▶ [Task prompt]
Across the material below, how many lines contain the word "disebut"? Give only the number.

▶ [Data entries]
────────────────────────────────────────

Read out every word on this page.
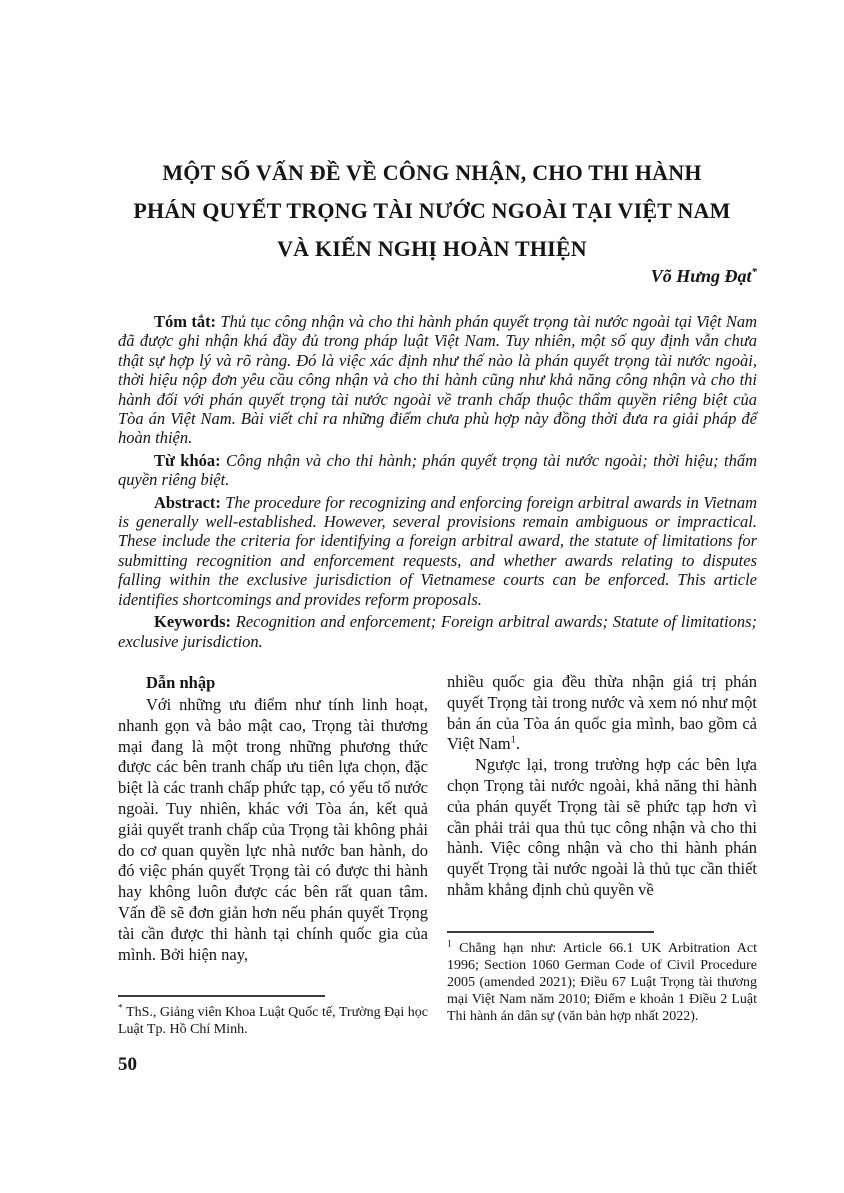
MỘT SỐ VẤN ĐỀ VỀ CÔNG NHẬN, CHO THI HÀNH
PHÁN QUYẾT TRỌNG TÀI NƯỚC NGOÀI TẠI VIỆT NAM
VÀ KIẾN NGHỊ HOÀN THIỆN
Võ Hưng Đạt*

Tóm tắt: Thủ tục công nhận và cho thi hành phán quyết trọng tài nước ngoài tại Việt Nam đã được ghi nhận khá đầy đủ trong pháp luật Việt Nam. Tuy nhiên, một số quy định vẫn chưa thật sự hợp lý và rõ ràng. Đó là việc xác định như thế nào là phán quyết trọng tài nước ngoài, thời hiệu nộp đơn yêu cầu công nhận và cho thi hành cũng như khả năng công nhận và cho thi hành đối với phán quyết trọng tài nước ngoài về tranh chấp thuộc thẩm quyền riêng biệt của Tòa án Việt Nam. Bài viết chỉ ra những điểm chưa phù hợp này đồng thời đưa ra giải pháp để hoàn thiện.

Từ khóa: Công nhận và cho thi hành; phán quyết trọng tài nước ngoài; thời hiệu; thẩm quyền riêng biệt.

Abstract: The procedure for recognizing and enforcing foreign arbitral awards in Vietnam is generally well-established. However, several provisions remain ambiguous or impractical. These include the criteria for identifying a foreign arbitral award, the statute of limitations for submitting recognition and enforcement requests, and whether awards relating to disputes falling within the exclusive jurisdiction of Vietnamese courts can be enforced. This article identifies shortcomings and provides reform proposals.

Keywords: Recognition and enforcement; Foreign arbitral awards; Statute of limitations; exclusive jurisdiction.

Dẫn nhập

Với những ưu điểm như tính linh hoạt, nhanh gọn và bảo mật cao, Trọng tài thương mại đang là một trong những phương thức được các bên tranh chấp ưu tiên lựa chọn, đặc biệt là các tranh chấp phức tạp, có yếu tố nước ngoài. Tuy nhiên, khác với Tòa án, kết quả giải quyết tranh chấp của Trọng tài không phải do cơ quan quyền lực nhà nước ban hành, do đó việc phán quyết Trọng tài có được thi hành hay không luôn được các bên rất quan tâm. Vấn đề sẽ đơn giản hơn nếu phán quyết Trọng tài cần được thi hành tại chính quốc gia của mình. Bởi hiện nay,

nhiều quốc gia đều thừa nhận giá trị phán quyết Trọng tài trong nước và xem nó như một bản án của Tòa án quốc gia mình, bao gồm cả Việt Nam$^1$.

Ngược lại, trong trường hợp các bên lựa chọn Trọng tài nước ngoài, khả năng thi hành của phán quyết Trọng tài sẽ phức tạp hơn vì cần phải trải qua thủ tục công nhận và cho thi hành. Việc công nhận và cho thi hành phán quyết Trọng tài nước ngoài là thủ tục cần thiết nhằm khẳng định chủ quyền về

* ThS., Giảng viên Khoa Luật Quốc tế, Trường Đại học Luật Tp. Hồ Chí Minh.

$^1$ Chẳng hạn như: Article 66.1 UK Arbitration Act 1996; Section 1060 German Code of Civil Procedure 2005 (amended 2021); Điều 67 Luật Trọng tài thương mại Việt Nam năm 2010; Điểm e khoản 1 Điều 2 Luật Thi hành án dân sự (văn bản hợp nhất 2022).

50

────────────────────────────────────────

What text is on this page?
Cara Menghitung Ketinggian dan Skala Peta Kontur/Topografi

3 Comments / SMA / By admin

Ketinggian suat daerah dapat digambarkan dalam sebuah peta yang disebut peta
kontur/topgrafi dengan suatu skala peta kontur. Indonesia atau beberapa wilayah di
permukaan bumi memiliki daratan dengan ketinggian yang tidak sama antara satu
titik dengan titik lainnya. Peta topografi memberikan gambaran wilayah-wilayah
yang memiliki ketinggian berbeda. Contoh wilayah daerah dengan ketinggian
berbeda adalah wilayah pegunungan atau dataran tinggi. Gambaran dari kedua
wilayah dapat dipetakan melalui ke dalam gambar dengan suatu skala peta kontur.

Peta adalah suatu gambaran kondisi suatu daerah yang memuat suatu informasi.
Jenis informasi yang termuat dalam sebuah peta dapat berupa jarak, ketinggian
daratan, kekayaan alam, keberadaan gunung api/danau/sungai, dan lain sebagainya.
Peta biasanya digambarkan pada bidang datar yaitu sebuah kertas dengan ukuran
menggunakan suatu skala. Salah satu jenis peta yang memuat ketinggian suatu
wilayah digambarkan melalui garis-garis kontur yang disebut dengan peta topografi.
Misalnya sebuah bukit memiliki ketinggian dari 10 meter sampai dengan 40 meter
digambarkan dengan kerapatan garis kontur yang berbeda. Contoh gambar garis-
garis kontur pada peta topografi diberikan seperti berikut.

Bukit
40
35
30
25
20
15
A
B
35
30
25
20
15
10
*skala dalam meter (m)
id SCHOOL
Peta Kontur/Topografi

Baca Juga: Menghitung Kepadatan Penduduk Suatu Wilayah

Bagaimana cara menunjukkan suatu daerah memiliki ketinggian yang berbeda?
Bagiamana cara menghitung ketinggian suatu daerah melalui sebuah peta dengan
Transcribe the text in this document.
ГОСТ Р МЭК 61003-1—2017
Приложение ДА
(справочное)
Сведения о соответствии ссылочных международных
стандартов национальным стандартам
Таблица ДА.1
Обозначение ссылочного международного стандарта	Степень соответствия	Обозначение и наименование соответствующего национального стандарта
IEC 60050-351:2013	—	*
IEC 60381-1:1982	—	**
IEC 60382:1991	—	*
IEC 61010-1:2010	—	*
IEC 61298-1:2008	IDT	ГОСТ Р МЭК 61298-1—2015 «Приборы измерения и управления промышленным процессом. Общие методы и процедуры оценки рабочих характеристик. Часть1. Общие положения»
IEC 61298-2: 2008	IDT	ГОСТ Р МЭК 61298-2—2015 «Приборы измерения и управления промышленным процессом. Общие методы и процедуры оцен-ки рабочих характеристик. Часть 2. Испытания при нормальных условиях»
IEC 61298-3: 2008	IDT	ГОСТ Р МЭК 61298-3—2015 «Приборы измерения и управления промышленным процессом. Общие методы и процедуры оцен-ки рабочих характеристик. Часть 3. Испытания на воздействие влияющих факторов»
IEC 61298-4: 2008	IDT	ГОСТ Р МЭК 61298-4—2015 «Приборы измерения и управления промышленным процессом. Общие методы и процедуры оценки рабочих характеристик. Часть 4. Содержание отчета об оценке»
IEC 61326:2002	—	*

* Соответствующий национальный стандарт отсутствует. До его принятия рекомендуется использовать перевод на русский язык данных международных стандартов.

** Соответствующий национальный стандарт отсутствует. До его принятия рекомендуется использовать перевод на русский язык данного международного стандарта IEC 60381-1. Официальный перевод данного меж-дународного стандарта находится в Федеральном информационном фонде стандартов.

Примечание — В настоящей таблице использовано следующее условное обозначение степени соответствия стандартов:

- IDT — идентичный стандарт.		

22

────────────────────────────────────────

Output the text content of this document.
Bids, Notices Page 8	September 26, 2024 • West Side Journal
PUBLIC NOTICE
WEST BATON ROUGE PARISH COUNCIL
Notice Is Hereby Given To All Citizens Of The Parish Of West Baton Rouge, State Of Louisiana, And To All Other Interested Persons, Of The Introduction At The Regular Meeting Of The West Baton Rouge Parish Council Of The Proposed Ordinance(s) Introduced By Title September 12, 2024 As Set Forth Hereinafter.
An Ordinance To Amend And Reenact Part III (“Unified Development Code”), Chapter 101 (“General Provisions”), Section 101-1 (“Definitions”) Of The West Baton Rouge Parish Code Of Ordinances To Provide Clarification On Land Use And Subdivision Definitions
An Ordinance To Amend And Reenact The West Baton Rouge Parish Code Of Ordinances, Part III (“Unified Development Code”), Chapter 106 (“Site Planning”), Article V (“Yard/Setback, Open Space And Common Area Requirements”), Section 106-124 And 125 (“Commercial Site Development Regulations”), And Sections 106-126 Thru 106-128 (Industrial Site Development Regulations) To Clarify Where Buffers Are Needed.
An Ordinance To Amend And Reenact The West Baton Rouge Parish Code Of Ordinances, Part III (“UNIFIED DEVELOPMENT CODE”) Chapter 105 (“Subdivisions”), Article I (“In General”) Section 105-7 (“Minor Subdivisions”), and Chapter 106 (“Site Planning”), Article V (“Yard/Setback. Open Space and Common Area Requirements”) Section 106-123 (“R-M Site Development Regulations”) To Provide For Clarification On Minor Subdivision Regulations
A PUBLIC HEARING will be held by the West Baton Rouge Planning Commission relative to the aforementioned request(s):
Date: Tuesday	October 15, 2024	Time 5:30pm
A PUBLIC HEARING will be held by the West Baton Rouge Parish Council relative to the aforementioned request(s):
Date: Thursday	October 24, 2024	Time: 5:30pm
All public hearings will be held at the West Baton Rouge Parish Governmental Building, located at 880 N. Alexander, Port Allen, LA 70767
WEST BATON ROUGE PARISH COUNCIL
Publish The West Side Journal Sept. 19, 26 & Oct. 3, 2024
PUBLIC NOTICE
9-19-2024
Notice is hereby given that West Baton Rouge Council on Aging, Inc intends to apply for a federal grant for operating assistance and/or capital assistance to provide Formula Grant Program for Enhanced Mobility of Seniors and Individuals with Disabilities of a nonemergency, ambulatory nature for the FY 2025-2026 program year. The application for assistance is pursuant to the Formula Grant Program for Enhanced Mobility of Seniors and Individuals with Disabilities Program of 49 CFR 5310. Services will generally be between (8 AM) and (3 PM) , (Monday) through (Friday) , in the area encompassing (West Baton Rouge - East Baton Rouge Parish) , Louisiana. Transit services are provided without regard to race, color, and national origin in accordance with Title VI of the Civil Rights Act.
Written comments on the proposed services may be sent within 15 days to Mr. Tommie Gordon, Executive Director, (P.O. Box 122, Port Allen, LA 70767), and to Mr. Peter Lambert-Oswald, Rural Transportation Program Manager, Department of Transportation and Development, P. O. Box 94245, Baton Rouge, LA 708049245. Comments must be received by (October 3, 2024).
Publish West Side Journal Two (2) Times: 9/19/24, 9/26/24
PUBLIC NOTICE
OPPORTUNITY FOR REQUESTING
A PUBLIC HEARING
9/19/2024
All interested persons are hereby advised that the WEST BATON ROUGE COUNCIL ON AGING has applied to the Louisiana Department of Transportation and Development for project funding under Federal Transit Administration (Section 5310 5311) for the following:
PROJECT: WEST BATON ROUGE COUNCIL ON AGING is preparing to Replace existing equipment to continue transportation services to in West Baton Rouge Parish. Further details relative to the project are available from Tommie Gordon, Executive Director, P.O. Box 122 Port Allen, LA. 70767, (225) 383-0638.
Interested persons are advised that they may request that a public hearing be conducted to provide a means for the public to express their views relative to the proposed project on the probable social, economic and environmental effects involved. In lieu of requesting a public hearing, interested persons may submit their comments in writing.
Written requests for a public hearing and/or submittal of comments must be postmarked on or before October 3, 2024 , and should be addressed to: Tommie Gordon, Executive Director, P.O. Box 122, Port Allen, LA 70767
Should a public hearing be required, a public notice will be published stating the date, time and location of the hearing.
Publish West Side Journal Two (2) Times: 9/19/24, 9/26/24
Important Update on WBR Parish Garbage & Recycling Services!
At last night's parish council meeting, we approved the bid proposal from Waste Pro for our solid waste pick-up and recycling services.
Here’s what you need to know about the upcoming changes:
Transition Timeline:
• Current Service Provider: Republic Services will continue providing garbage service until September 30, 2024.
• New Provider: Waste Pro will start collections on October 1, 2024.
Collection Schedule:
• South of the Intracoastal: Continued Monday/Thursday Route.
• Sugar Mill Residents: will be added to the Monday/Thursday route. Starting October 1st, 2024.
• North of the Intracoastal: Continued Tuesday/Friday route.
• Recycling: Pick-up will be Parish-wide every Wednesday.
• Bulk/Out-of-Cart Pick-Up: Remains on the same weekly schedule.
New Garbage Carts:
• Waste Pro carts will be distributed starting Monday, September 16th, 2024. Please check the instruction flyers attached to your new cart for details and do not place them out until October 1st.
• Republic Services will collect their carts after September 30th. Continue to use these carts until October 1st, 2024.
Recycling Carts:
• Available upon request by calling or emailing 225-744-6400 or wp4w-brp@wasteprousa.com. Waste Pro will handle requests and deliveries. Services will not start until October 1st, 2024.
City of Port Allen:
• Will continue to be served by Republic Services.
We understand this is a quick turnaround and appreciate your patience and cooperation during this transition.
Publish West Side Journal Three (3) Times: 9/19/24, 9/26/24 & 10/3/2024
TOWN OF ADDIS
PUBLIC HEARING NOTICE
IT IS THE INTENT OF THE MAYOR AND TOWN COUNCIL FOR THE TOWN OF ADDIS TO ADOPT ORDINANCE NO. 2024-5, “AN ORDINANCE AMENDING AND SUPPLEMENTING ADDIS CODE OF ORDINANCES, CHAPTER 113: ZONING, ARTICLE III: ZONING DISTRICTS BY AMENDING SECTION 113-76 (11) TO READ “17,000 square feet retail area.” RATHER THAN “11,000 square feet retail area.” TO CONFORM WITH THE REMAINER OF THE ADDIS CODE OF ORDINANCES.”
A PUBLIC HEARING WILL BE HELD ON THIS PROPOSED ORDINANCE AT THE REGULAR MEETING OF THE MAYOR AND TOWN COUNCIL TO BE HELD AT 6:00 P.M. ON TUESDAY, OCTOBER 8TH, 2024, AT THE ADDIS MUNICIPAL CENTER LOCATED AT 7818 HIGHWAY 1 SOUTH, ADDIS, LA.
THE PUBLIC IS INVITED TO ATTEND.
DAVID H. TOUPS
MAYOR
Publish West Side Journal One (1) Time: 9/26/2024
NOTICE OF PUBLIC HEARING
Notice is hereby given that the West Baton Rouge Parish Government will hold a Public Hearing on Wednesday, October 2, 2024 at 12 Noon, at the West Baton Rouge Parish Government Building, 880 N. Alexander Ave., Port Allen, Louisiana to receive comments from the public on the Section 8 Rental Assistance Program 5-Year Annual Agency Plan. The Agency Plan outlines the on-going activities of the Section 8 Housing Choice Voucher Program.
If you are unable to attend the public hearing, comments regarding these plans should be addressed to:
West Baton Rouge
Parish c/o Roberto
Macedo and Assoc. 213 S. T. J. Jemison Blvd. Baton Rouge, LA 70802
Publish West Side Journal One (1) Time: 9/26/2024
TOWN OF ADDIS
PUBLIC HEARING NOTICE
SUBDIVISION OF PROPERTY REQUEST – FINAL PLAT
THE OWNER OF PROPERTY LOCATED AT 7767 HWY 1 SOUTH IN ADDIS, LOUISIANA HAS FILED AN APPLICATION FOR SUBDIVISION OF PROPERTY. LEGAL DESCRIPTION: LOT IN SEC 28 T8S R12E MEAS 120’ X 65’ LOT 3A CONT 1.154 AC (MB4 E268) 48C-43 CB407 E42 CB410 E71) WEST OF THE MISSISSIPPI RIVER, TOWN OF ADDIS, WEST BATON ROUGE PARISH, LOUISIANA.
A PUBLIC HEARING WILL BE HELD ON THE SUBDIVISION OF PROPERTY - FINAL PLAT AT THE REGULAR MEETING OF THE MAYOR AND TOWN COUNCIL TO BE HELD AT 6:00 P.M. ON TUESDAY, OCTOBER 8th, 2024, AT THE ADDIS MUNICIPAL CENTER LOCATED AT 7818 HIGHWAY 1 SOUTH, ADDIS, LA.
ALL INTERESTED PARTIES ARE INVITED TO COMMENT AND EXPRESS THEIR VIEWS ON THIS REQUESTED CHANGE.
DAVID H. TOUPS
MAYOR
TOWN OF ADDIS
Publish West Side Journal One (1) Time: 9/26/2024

────────────────────────────────────────

▶ [Written answer]
2